Goal of the exercise:
Exactness is required. Restate every entry as written.

Material to process:
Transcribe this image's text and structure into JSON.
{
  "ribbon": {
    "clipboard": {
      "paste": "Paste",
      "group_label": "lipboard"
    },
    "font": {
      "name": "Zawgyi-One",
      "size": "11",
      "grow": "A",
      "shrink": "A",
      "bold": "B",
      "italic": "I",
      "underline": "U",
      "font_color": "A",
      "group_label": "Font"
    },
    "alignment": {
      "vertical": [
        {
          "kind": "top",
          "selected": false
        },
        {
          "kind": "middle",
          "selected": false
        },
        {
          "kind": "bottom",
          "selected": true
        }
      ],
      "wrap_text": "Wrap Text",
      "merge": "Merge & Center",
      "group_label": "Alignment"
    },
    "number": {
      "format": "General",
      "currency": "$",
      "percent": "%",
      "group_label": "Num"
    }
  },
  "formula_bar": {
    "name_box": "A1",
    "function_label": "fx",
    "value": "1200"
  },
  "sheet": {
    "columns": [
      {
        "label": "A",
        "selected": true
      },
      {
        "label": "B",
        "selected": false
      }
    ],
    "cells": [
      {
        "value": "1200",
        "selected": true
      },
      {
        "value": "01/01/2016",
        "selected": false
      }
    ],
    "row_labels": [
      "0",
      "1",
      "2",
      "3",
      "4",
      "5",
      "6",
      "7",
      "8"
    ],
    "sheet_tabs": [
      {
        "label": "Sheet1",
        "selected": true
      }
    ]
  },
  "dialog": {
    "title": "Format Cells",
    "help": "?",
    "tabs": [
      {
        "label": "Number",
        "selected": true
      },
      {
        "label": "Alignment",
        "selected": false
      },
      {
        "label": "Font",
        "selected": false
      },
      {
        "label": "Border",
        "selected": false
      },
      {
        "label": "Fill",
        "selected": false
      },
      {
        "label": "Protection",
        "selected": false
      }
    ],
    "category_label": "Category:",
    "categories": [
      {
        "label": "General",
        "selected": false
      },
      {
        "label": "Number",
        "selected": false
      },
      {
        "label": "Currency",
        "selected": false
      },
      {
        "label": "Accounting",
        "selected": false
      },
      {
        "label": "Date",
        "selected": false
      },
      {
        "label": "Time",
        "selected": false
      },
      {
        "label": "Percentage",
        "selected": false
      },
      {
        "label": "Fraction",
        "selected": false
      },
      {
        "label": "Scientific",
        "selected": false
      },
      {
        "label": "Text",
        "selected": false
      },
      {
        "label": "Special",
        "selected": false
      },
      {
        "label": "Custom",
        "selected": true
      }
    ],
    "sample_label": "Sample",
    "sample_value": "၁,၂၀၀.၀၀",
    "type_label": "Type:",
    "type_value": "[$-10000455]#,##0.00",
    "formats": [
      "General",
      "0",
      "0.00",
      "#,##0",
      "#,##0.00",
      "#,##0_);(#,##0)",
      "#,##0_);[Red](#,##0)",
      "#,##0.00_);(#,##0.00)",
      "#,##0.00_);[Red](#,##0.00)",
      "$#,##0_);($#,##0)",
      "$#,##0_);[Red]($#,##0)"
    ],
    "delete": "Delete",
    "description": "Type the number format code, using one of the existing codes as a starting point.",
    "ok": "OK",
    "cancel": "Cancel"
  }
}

Your response:
Transcribe this image's text and structure into JSON.
{
  "ribbon": {
    "clipboard": {
      "paste": "Paste",
      "group_label": "lipboard"
    },
    "font": {
      "name": "Zawgyi-One",
      "size": "11",
      "grow": "A",
      "shrink": "A",
      "bold": "B",
      "italic": "I",
      "underline": "U",
      "font_color": "A",
      "group_label": "Font"
    },
    "alignment": {
      "vertical": [
        {
          "kind": "top",
          "selected": false
        },
        {
          "kind": "middle",
          "selected": false
        },
        {
          "kind": "bottom",
          "selected": true
        }
      ],
      "wrap_text": "Wrap Text",
      "merge": "Merge & Center",
      "group_label": "Alignment"
    },
    "number": {
      "format": "General",
      "currency": "$",
      "percent": "%",
      "group_label": "Num"
    }
  },
  "formula_bar": {
    "name_box": "A1",
    "function_label": "fx",
    "value": "1200"
  },
  "sheet": {
    "columns": [
      {
        "label": "A",
        "selected": true
      },
      {
        "label": "B",
        "selected": false
      }
    ],
    "cells": [
      {
        "value": "1200",
        "selected": true
      },
      {
        "value": "01/01/2016",
        "selected": false
      }
    ],
    "row_labels": [
      "0",
      "1",
      "2",
      "3",
      "4",
      "5",
      "6",
      "7",
      "8"
    ],
    "sheet_tabs": [
      {
        "label": "Sheet1",
        "selected": true
      }
    ]
  },
  "dialog": {
    "title": "Format Cells",
    "help": "?",
    "tabs": [
      {
        "label": "Number",
        "selected": true
      },
      {
        "label": "Alignment",
        "selected": false
      },
      {
        "label": "Font",
        "selected": false
      },
      {
        "label": "Border",
        "selected": false
      },
      {
        "label": "Fill",
        "selected": false
      },
      {
        "label": "Protection",
        "selected": false
      }
    ],
    "category_label": "Category:",
    "categories": [
      {
        "label": "General",
        "selected": false
      },
      {
        "label": "Number",
        "selected": false
      },
      {
        "label": "Currency",
        "selected": false
      },
      {
        "label": "Accounting",
        "selected": false
      },
      {
        "label": "Date",
        "selected": false
      },
      {
        "label": "Time",
        "selected": false
      },
      {
        "label": "Percentage",
        "selected": false
      },
      {
        "label": "Fraction",
        "selected": false
      },
      {
        "label": "Scientific",
        "selected": false
      },
      {
        "label": "Text",
        "selected": false
      },
      {
        "label": "Special",
        "selected": false
      },
      {
        "label": "Custom",
        "selected": true
      }
    ],
    "sample_label": "Sample",
    "sample_value": "၁,၂၀၀.၀၀",
    "type_label": "Type:",
    "type_value": "[$-10000455]#,##0.00",
    "formats": [
      "General",
      "0",
      "0.00",
      "#,##0",
      "#,##0.00",
      "#,##0_);(#,##0)",
      "#,##0_);[Red](#,##0)",
      "#,##0.00_);(#,##0.00)",
      "#,##0.00_);[Red](#,##0.00)",
      "$#,##0_);($#,##0)",
      "$#,##0_);[Red]($#,##0)"
    ],
    "delete": "Delete",
    "description": "Type the number format code, using one of the existing codes as a starting point.",
    "ok": "OK",
    "cancel": "Cancel"
  }
}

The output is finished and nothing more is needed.